Keep only those lines of the records that include the string "Przewodnicząca".

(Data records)
_ _ _ _

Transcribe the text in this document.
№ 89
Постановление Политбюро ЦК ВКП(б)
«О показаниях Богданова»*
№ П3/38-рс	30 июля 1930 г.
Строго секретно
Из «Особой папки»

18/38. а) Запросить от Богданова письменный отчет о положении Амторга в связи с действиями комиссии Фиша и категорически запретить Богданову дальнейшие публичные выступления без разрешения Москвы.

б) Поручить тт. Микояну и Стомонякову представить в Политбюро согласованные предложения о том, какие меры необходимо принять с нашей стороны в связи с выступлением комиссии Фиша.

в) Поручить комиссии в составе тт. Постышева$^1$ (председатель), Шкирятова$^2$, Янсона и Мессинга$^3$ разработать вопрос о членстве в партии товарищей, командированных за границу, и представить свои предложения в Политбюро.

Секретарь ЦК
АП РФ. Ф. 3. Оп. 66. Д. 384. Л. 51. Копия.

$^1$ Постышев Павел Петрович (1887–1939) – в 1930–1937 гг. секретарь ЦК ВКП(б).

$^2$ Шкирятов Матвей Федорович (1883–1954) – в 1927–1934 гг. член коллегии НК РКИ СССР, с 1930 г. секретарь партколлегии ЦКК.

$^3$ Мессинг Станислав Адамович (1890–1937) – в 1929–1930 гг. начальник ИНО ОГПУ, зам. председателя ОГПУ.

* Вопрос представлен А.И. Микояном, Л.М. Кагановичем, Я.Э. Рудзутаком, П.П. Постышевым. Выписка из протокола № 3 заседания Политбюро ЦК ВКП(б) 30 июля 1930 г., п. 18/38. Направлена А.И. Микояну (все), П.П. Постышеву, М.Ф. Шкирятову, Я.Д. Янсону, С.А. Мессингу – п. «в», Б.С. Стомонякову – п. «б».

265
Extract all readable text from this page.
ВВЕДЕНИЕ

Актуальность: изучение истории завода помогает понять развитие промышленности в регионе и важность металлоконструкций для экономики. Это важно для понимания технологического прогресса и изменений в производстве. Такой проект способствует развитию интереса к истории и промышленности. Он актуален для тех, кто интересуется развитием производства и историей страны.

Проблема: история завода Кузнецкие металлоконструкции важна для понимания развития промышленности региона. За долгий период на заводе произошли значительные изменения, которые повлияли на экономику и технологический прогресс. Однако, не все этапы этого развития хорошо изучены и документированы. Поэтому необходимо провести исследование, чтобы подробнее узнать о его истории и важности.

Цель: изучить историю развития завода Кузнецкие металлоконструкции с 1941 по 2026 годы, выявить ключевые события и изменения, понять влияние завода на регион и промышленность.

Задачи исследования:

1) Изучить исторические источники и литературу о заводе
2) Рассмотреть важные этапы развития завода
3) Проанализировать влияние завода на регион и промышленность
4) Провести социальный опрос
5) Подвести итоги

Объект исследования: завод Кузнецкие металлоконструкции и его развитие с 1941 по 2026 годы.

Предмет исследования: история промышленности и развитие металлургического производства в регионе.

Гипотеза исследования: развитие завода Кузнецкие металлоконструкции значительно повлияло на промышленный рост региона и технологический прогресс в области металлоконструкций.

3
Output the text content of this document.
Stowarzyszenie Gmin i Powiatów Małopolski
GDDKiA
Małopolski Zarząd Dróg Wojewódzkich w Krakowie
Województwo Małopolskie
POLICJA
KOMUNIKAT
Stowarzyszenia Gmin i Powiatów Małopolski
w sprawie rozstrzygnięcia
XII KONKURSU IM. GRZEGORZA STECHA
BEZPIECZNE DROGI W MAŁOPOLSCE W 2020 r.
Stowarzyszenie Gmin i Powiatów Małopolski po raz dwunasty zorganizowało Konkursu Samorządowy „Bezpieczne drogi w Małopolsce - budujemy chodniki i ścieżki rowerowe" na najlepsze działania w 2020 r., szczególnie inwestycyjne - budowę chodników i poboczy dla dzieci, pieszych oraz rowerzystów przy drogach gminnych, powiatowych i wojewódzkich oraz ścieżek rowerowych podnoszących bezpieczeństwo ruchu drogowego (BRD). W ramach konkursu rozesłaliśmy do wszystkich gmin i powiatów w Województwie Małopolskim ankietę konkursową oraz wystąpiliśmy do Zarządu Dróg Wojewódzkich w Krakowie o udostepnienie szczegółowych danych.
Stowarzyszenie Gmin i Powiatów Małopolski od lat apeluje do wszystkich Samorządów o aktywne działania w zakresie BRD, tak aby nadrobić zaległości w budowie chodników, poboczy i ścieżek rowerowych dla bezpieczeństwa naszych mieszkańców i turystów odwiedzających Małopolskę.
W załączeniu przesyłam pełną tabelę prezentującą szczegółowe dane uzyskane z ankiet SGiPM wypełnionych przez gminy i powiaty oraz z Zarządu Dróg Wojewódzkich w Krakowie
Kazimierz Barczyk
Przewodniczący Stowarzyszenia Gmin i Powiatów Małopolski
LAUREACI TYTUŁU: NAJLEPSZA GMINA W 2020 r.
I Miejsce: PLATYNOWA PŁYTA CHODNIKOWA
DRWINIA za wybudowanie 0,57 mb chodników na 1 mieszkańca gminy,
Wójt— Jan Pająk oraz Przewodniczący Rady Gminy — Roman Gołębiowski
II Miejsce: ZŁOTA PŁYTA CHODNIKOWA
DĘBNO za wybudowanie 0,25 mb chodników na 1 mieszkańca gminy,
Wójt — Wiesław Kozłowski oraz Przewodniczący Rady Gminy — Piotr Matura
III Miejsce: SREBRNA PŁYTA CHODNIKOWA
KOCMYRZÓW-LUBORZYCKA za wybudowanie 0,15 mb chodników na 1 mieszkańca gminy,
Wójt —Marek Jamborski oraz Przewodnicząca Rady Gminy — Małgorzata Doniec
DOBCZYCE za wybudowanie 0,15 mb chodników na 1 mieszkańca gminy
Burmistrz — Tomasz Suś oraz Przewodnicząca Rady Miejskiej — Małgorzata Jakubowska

_ _ _ _

#### Reply
Wójt —Marek Jamborski oraz Przewodnicząca Rady Gminy — Małgorzata Doniec
Burmistrz — Tomasz Suś oraz Przewodnicząca Rady Miejskiej — Małgorzata Jakubowska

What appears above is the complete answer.